# Input for this task
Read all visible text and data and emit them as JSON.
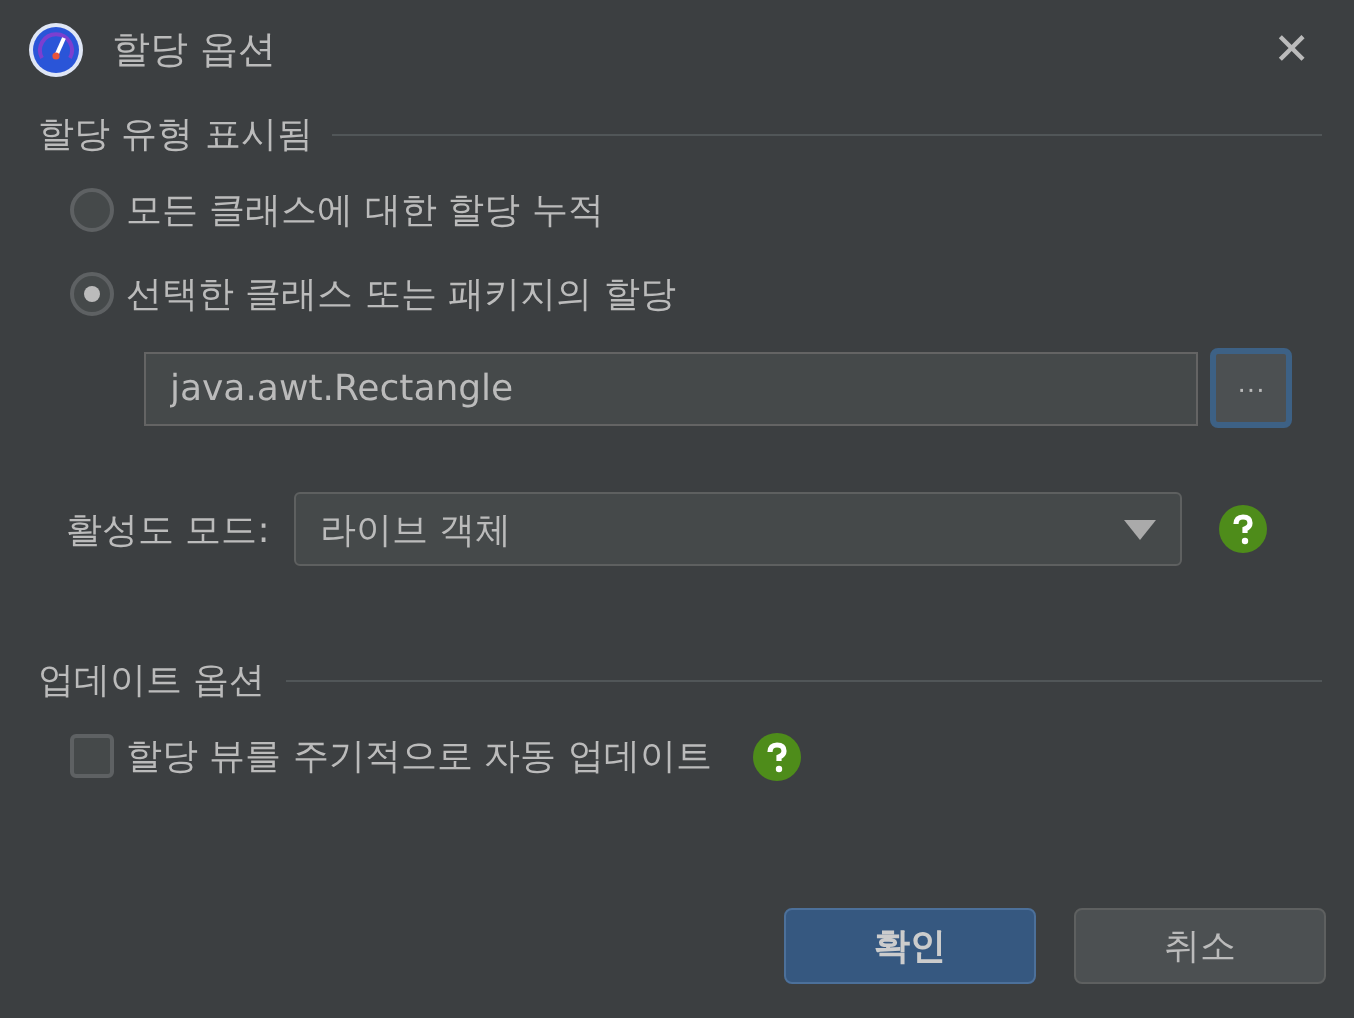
{
  "window": {
    "title": "할당 옵션",
    "close": "✕"
  },
  "sections": [
    {
      "title": "할당 유형 표시됨",
      "kind": "radios",
      "options": [
        {
          "label": "모든 클래스에 대한 할당 누적",
          "selected": false
        },
        {
          "label": "선택한 클래스 또는 패키지의 할당",
          "selected": true
        }
      ],
      "field": {
        "value": "java.awt.Rectangle",
        "button": "···"
      },
      "mode": {
        "label": "활성도 모드:",
        "value": "라이브 객체"
      }
    },
    {
      "title": "업데이트 옵션",
      "kind": "checks",
      "options": [
        {
          "label": "할당 뷰를 주기적으로 자동 업데이트",
          "checked": false
        }
      ]
    }
  ],
  "buttons": [
    {
      "label": "확인",
      "kind": "primary"
    },
    {
      "label": "취소",
      "kind": "normal"
    }
  ]
}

# Short exercise
Repeat all of the records verbatim, leaving out the pictures.

# Final result
Read all visible text and data and emit them as JSON.
{
  "window": {
    "title": "할당 옵션",
    "close": "✕"
  },
  "sections": [
    {
      "title": "할당 유형 표시됨",
      "kind": "radios",
      "options": [
        {
          "label": "모든 클래스에 대한 할당 누적",
          "selected": false
        },
        {
          "label": "선택한 클래스 또는 패키지의 할당",
          "selected": true
        }
      ],
      "field": {
        "value": "java.awt.Rectangle",
        "button": "···"
      },
      "mode": {
        "label": "활성도 모드:",
        "value": "라이브 객체"
      }
    },
    {
      "title": "업데이트 옵션",
      "kind": "checks",
      "options": [
        {
          "label": "할당 뷰를 주기적으로 자동 업데이트",
          "checked": false
        }
      ]
    }
  ],
  "buttons": [
    {
      "label": "확인",
      "kind": "primary"
    },
    {
      "label": "취소",
      "kind": "normal"
    }
  ]
}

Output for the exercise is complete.